## YOUR OBJECTIVE
Go through the data below and copy it exactly, skipping every picture.

## SOURCE DATA
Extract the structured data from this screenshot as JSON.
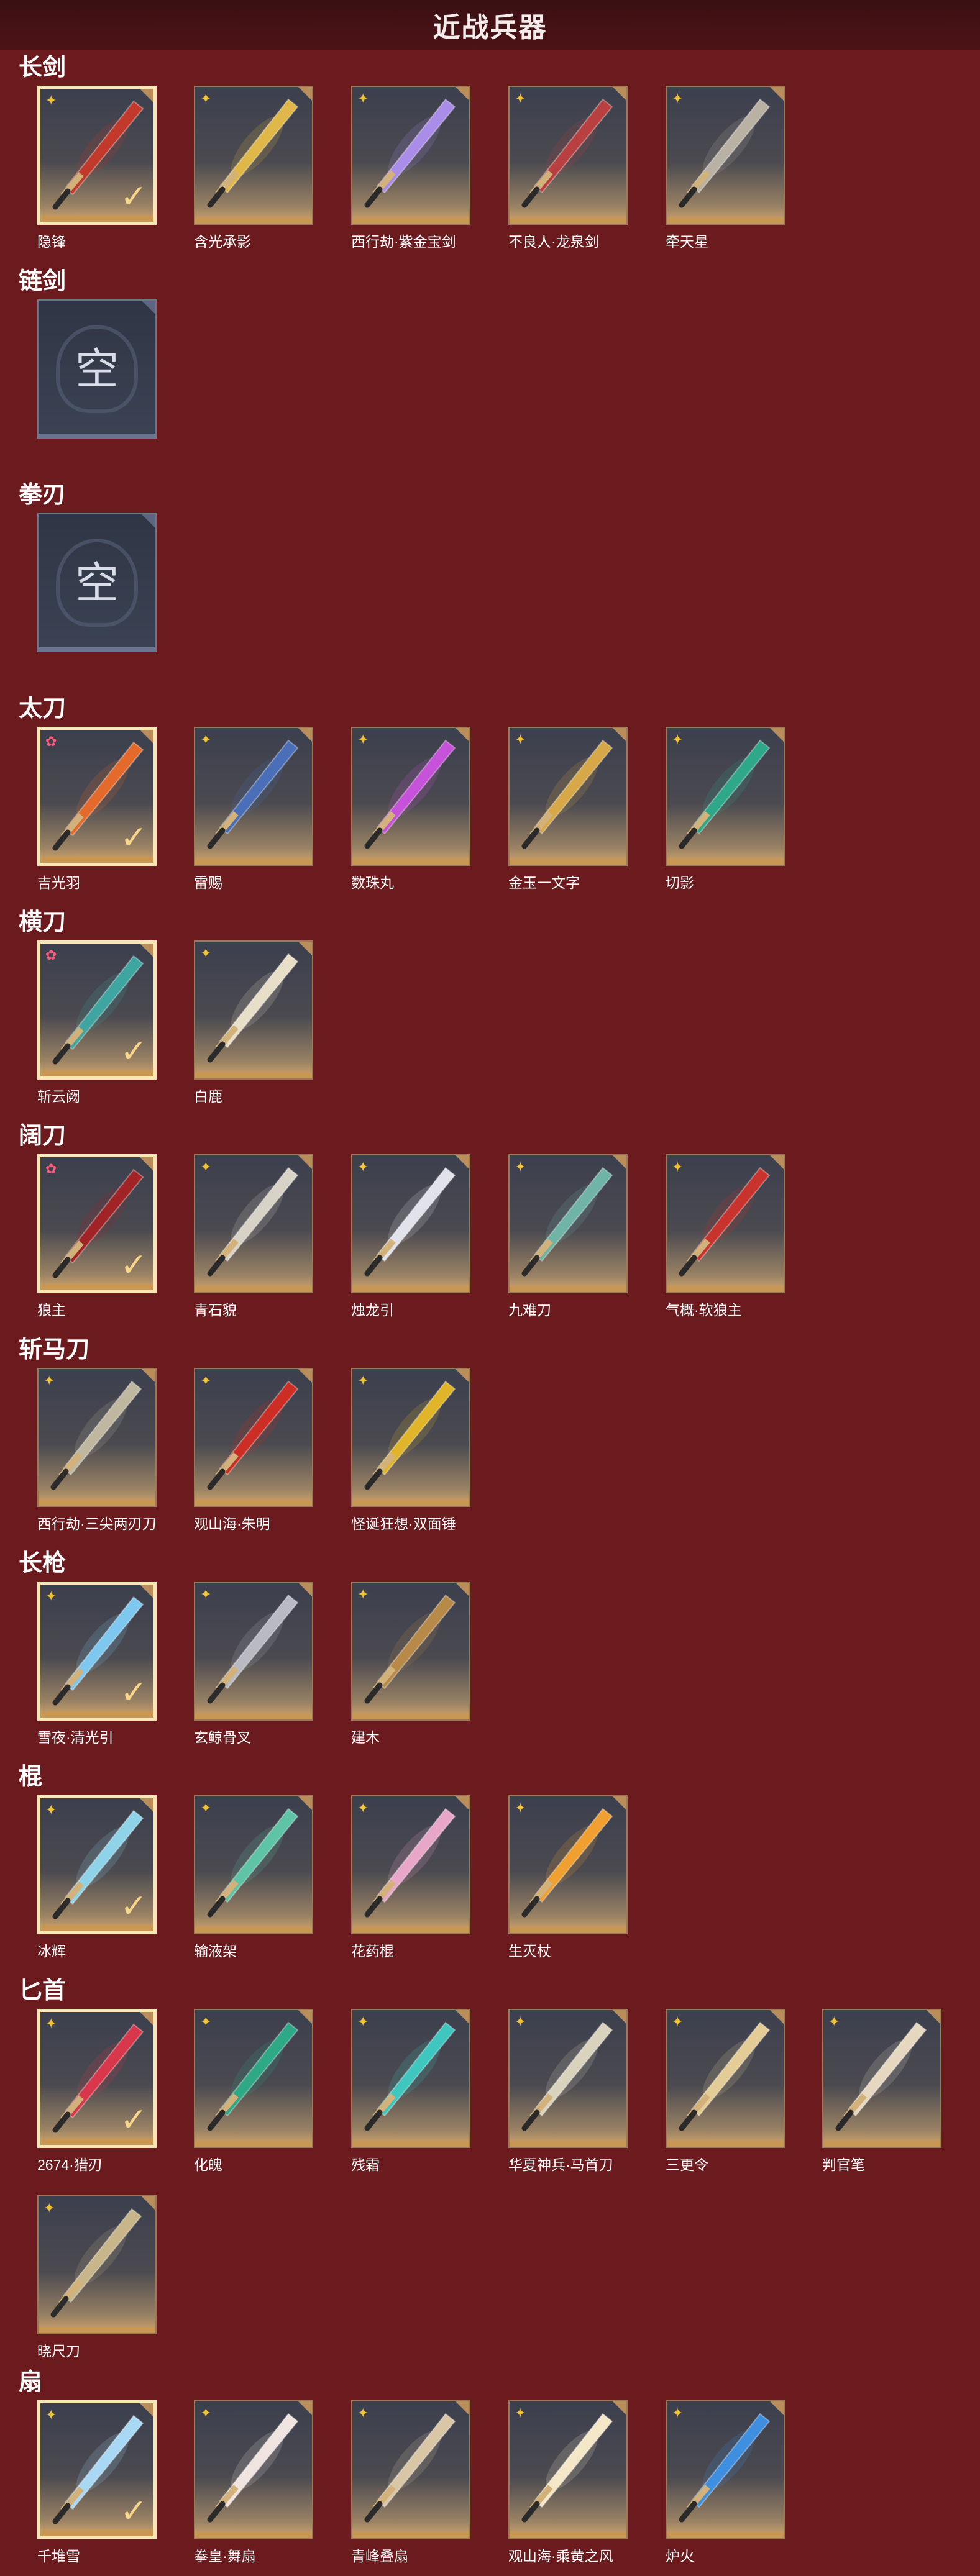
{
  "page_title": "近战兵器",
  "empty_text": "空",
  "sections": [
    {
      "title": "长剑",
      "items": [
        {
          "name": "隐锋",
          "badge": "gold",
          "selected": true,
          "color": "#c0392b"
        },
        {
          "name": "含光承影",
          "badge": "gold",
          "selected": false,
          "color": "#e0b84a"
        },
        {
          "name": "西行劫·紫金宝剑",
          "badge": "gold",
          "selected": false,
          "color": "#a98de8"
        },
        {
          "name": "不良人·龙泉剑",
          "badge": "gold",
          "selected": false,
          "color": "#b84040"
        },
        {
          "name": "牵天星",
          "badge": "gold",
          "selected": false,
          "color": "#b9b2a4"
        }
      ]
    },
    {
      "title": "链剑",
      "items": [
        {
          "name": "",
          "empty": true
        }
      ]
    },
    {
      "title": "拳刃",
      "items": [
        {
          "name": "",
          "empty": true
        }
      ]
    },
    {
      "title": "太刀",
      "items": [
        {
          "name": "吉光羽",
          "badge": "pink",
          "selected": true,
          "color": "#e46a2c"
        },
        {
          "name": "雷赐",
          "badge": "gold",
          "selected": false,
          "color": "#4a6fb8"
        },
        {
          "name": "数珠丸",
          "badge": "gold",
          "selected": false,
          "color": "#c552d8"
        },
        {
          "name": "金玉一文字",
          "badge": "gold",
          "selected": false,
          "color": "#d6a848"
        },
        {
          "name": "切影",
          "badge": "gold",
          "selected": false,
          "color": "#2ea889"
        }
      ]
    },
    {
      "title": "横刀",
      "items": [
        {
          "name": "斩云阙",
          "badge": "pink",
          "selected": true,
          "color": "#3fa5a0"
        },
        {
          "name": "白鹿",
          "badge": "gold",
          "selected": false,
          "color": "#e8dfc8"
        }
      ]
    },
    {
      "title": "阔刀",
      "items": [
        {
          "name": "狼主",
          "badge": "pink",
          "selected": true,
          "color": "#a02426"
        },
        {
          "name": "青石貌",
          "badge": "gold",
          "selected": false,
          "color": "#d9d2c6"
        },
        {
          "name": "烛龙引",
          "badge": "gold",
          "selected": false,
          "color": "#e2e2ea"
        },
        {
          "name": "九难刀",
          "badge": "gold",
          "selected": false,
          "color": "#6fb4a6"
        },
        {
          "name": "气概·软狼主",
          "badge": "gold",
          "selected": false,
          "color": "#c9332d"
        }
      ]
    },
    {
      "title": "斩马刀",
      "items": [
        {
          "name": "西行劫·三尖两刃刀",
          "badge": "gold",
          "selected": false,
          "color": "#bfb79f"
        },
        {
          "name": "观山海·朱明",
          "badge": "gold",
          "selected": false,
          "color": "#cc2d24"
        },
        {
          "name": "怪诞狂想·双面锤",
          "badge": "gold",
          "selected": false,
          "color": "#e0b52a"
        }
      ]
    },
    {
      "title": "长枪",
      "items": [
        {
          "name": "雪夜·清光引",
          "badge": "gold",
          "selected": true,
          "color": "#7ec8f0"
        },
        {
          "name": "玄鲸骨叉",
          "badge": "gold",
          "selected": false,
          "color": "#b9b9c4"
        },
        {
          "name": "建木",
          "badge": "gold",
          "selected": false,
          "color": "#b88a4a"
        }
      ]
    },
    {
      "title": "棍",
      "items": [
        {
          "name": "冰辉",
          "badge": "gold",
          "selected": true,
          "color": "#8fd3e8"
        },
        {
          "name": "输液架",
          "badge": "gold",
          "selected": false,
          "color": "#5fc4a6"
        },
        {
          "name": "花药棍",
          "badge": "gold",
          "selected": false,
          "color": "#e8a7c8"
        },
        {
          "name": "生灭杖",
          "badge": "gold",
          "selected": false,
          "color": "#f0a030"
        }
      ]
    },
    {
      "title": "匕首",
      "items": [
        {
          "name": "2674·猎刃",
          "badge": "gold",
          "selected": true,
          "color": "#d8364a"
        },
        {
          "name": "化魄",
          "badge": "gold",
          "selected": false,
          "color": "#2fa886"
        },
        {
          "name": "残霜",
          "badge": "gold",
          "selected": false,
          "color": "#3fc7bf"
        },
        {
          "name": "华夏神兵·马首刀",
          "badge": "gold",
          "selected": false,
          "color": "#d9d2bc"
        },
        {
          "name": "三更令",
          "badge": "gold",
          "selected": false,
          "color": "#e3cc95"
        },
        {
          "name": "判官笔",
          "badge": "gold",
          "selected": false,
          "color": "#e6d8c0"
        },
        {
          "name": "晓尺刀",
          "badge": "gold",
          "selected": false,
          "color": "#c8b68a"
        }
      ]
    },
    {
      "title": "扇",
      "items": [
        {
          "name": "千堆雪",
          "badge": "gold",
          "selected": true,
          "color": "#a8d8f3"
        },
        {
          "name": "拳皇·舞扇",
          "badge": "gold",
          "selected": false,
          "color": "#f0e4e0"
        },
        {
          "name": "青峰叠扇",
          "badge": "gold",
          "selected": false,
          "color": "#d8c6a6"
        },
        {
          "name": "观山海·乘黄之风",
          "badge": "gold",
          "selected": false,
          "color": "#f4e7c8"
        },
        {
          "name": "炉火",
          "badge": "gold",
          "selected": false,
          "color": "#3f8fe0"
        }
      ]
    }
  ],
  "colors": {
    "background": "#6b1a1e",
    "header": "#3a1013",
    "card_border": "#9c7a58",
    "selected_border": "#f5e7b6",
    "badge_gold": "#f1c232",
    "badge_pink": "#ff5b7d"
  }
}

## COMPLETE RESPONSE
Extract the structured data from this screenshot as JSON.
{
  "page_title": "近战兵器",
  "empty_text": "空",
  "sections": [
    {
      "title": "长剑",
      "items": [
        {
          "name": "隐锋",
          "badge": "gold",
          "selected": true,
          "color": "#c0392b"
        },
        {
          "name": "含光承影",
          "badge": "gold",
          "selected": false,
          "color": "#e0b84a"
        },
        {
          "name": "西行劫·紫金宝剑",
          "badge": "gold",
          "selected": false,
          "color": "#a98de8"
        },
        {
          "name": "不良人·龙泉剑",
          "badge": "gold",
          "selected": false,
          "color": "#b84040"
        },
        {
          "name": "牵天星",
          "badge": "gold",
          "selected": false,
          "color": "#b9b2a4"
        }
      ]
    },
    {
      "title": "链剑",
      "items": [
        {
          "name": "",
          "empty": true
        }
      ]
    },
    {
      "title": "拳刃",
      "items": [
        {
          "name": "",
          "empty": true
        }
      ]
    },
    {
      "title": "太刀",
      "items": [
        {
          "name": "吉光羽",
          "badge": "pink",
          "selected": true,
          "color": "#e46a2c"
        },
        {
          "name": "雷赐",
          "badge": "gold",
          "selected": false,
          "color": "#4a6fb8"
        },
        {
          "name": "数珠丸",
          "badge": "gold",
          "selected": false,
          "color": "#c552d8"
        },
        {
          "name": "金玉一文字",
          "badge": "gold",
          "selected": false,
          "color": "#d6a848"
        },
        {
          "name": "切影",
          "badge": "gold",
          "selected": false,
          "color": "#2ea889"
        }
      ]
    },
    {
      "title": "横刀",
      "items": [
        {
          "name": "斩云阙",
          "badge": "pink",
          "selected": true,
          "color": "#3fa5a0"
        },
        {
          "name": "白鹿",
          "badge": "gold",
          "selected": false,
          "color": "#e8dfc8"
        }
      ]
    },
    {
      "title": "阔刀",
      "items": [
        {
          "name": "狼主",
          "badge": "pink",
          "selected": true,
          "color": "#a02426"
        },
        {
          "name": "青石貌",
          "badge": "gold",
          "selected": false,
          "color": "#d9d2c6"
        },
        {
          "name": "烛龙引",
          "badge": "gold",
          "selected": false,
          "color": "#e2e2ea"
        },
        {
          "name": "九难刀",
          "badge": "gold",
          "selected": false,
          "color": "#6fb4a6"
        },
        {
          "name": "气概·软狼主",
          "badge": "gold",
          "selected": false,
          "color": "#c9332d"
        }
      ]
    },
    {
      "title": "斩马刀",
      "items": [
        {
          "name": "西行劫·三尖两刃刀",
          "badge": "gold",
          "selected": false,
          "color": "#bfb79f"
        },
        {
          "name": "观山海·朱明",
          "badge": "gold",
          "selected": false,
          "color": "#cc2d24"
        },
        {
          "name": "怪诞狂想·双面锤",
          "badge": "gold",
          "selected": false,
          "color": "#e0b52a"
        }
      ]
    },
    {
      "title": "长枪",
      "items": [
        {
          "name": "雪夜·清光引",
          "badge": "gold",
          "selected": true,
          "color": "#7ec8f0"
        },
        {
          "name": "玄鲸骨叉",
          "badge": "gold",
          "selected": false,
          "color": "#b9b9c4"
        },
        {
          "name": "建木",
          "badge": "gold",
          "selected": false,
          "color": "#b88a4a"
        }
      ]
    },
    {
      "title": "棍",
      "items": [
        {
          "name": "冰辉",
          "badge": "gold",
          "selected": true,
          "color": "#8fd3e8"
        },
        {
          "name": "输液架",
          "badge": "gold",
          "selected": false,
          "color": "#5fc4a6"
        },
        {
          "name": "花药棍",
          "badge": "gold",
          "selected": false,
          "color": "#e8a7c8"
        },
        {
          "name": "生灭杖",
          "badge": "gold",
          "selected": false,
          "color": "#f0a030"
        }
      ]
    },
    {
      "title": "匕首",
      "items": [
        {
          "name": "2674·猎刃",
          "badge": "gold",
          "selected": true,
          "color": "#d8364a"
        },
        {
          "name": "化魄",
          "badge": "gold",
          "selected": false,
          "color": "#2fa886"
        },
        {
          "name": "残霜",
          "badge": "gold",
          "selected": false,
          "color": "#3fc7bf"
        },
        {
          "name": "华夏神兵·马首刀",
          "badge": "gold",
          "selected": false,
          "color": "#d9d2bc"
        },
        {
          "name": "三更令",
          "badge": "gold",
          "selected": false,
          "color": "#e3cc95"
        },
        {
          "name": "判官笔",
          "badge": "gold",
          "selected": false,
          "color": "#e6d8c0"
        },
        {
          "name": "晓尺刀",
          "badge": "gold",
          "selected": false,
          "color": "#c8b68a"
        }
      ]
    },
    {
      "title": "扇",
      "items": [
        {
          "name": "千堆雪",
          "badge": "gold",
          "selected": true,
          "color": "#a8d8f3"
        },
        {
          "name": "拳皇·舞扇",
          "badge": "gold",
          "selected": false,
          "color": "#f0e4e0"
        },
        {
          "name": "青峰叠扇",
          "badge": "gold",
          "selected": false,
          "color": "#d8c6a6"
        },
        {
          "name": "观山海·乘黄之风",
          "badge": "gold",
          "selected": false,
          "color": "#f4e7c8"
        },
        {
          "name": "炉火",
          "badge": "gold",
          "selected": false,
          "color": "#3f8fe0"
        }
      ]
    }
  ],
  "colors": {
    "background": "#6b1a1e",
    "header": "#3a1013",
    "card_border": "#9c7a58",
    "selected_border": "#f5e7b6",
    "badge_gold": "#f1c232",
    "badge_pink": "#ff5b7d"
  }
}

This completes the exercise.